**Exercise goal:** Report how many lines contain "title"; state the number and nothing else.

**Record set:**
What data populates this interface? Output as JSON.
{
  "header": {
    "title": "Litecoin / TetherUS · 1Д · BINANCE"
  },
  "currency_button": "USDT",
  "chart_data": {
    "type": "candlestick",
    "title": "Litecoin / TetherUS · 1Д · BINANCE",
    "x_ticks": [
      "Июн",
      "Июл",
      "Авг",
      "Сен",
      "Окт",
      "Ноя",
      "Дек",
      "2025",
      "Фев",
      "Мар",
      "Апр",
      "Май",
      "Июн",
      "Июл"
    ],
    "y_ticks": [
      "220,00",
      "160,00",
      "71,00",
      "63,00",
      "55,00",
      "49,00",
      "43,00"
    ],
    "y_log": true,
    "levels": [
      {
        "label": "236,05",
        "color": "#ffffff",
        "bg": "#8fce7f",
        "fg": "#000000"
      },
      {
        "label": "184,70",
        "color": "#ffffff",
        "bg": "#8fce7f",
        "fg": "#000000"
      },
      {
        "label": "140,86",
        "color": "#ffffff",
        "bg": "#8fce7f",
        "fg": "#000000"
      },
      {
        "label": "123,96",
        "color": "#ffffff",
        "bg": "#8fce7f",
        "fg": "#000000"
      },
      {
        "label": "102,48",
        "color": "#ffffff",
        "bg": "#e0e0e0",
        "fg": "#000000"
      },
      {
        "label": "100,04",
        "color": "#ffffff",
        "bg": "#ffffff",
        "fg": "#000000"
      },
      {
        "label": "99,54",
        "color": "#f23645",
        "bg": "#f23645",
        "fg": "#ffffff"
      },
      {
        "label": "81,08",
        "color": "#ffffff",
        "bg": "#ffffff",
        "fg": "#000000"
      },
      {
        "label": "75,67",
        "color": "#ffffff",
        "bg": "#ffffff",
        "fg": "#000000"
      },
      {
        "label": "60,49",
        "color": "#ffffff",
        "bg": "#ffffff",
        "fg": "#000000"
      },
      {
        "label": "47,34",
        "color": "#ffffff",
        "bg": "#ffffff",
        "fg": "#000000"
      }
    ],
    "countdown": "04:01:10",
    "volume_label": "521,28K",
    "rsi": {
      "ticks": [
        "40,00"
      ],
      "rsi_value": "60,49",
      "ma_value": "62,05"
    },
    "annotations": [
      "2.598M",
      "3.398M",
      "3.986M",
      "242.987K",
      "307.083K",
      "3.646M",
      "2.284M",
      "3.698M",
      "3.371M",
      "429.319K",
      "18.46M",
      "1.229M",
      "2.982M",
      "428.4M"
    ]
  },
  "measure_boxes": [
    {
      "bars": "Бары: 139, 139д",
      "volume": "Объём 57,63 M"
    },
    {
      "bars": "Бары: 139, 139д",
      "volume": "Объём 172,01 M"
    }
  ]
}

**Answer to the task:** 2